• **Data records**
■ ■ ■ ■ ■ ■ ■
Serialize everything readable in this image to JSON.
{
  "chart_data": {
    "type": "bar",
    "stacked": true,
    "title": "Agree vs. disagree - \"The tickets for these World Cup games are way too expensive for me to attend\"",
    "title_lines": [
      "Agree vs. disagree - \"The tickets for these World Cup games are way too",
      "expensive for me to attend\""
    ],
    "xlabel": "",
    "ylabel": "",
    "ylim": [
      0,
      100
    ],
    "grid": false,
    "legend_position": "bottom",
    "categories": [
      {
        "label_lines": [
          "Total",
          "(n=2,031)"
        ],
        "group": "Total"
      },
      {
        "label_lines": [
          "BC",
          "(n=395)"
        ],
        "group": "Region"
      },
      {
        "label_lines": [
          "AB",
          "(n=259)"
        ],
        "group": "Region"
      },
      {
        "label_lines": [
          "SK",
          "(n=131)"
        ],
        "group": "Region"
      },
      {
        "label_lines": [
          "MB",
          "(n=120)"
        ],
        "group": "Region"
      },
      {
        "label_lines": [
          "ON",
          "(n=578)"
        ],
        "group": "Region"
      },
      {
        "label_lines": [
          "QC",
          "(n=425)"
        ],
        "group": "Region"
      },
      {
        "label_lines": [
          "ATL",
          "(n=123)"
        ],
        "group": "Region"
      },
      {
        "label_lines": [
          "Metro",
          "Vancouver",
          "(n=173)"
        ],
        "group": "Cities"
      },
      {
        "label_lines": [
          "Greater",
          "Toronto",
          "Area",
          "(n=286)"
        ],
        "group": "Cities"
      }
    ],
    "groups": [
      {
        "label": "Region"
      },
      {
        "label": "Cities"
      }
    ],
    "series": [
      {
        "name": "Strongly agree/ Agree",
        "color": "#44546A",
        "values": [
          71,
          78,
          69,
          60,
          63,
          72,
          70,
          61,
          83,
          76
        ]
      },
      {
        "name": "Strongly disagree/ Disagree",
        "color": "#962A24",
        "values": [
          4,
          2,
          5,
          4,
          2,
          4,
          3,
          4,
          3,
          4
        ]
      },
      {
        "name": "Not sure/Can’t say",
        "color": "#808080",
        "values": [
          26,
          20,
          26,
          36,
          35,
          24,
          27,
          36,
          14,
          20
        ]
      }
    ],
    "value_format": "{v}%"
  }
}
■ ■ ■ ■ ■ ■ ■
• **WHAT YOU HAVE TO DO**
Each record above should be returned exactly as it appears.

• **EXPECTED ANSWER**
Serialize everything readable in this image to JSON.
{
  "chart_data": {
    "type": "bar",
    "stacked": true,
    "title": "Agree vs. disagree - \"The tickets for these World Cup games are way too expensive for me to attend\"",
    "title_lines": [
      "Agree vs. disagree - \"The tickets for these World Cup games are way too",
      "expensive for me to attend\""
    ],
    "xlabel": "",
    "ylabel": "",
    "ylim": [
      0,
      100
    ],
    "grid": false,
    "legend_position": "bottom",
    "categories": [
      {
        "label_lines": [
          "Total",
          "(n=2,031)"
        ],
        "group": "Total"
      },
      {
        "label_lines": [
          "BC",
          "(n=395)"
        ],
        "group": "Region"
      },
      {
        "label_lines": [
          "AB",
          "(n=259)"
        ],
        "group": "Region"
      },
      {
        "label_lines": [
          "SK",
          "(n=131)"
        ],
        "group": "Region"
      },
      {
        "label_lines": [
          "MB",
          "(n=120)"
        ],
        "group": "Region"
      },
      {
        "label_lines": [
          "ON",
          "(n=578)"
        ],
        "group": "Region"
      },
      {
        "label_lines": [
          "QC",
          "(n=425)"
        ],
        "group": "Region"
      },
      {
        "label_lines": [
          "ATL",
          "(n=123)"
        ],
        "group": "Region"
      },
      {
        "label_lines": [
          "Metro",
          "Vancouver",
          "(n=173)"
        ],
        "group": "Cities"
      },
      {
        "label_lines": [
          "Greater",
          "Toronto",
          "Area",
          "(n=286)"
        ],
        "group": "Cities"
      }
    ],
    "groups": [
      {
        "label": "Region"
      },
      {
        "label": "Cities"
      }
    ],
    "series": [
      {
        "name": "Strongly agree/ Agree",
        "color": "#44546A",
        "values": [
          71,
          78,
          69,
          60,
          63,
          72,
          70,
          61,
          83,
          76
        ]
      },
      {
        "name": "Strongly disagree/ Disagree",
        "color": "#962A24",
        "values": [
          4,
          2,
          5,
          4,
          2,
          4,
          3,
          4,
          3,
          4
        ]
      },
      {
        "name": "Not sure/Can’t say",
        "color": "#808080",
        "values": [
          26,
          20,
          26,
          36,
          35,
          24,
          27,
          36,
          14,
          20
        ]
      }
    ],
    "value_format": "{v}%"
  }
}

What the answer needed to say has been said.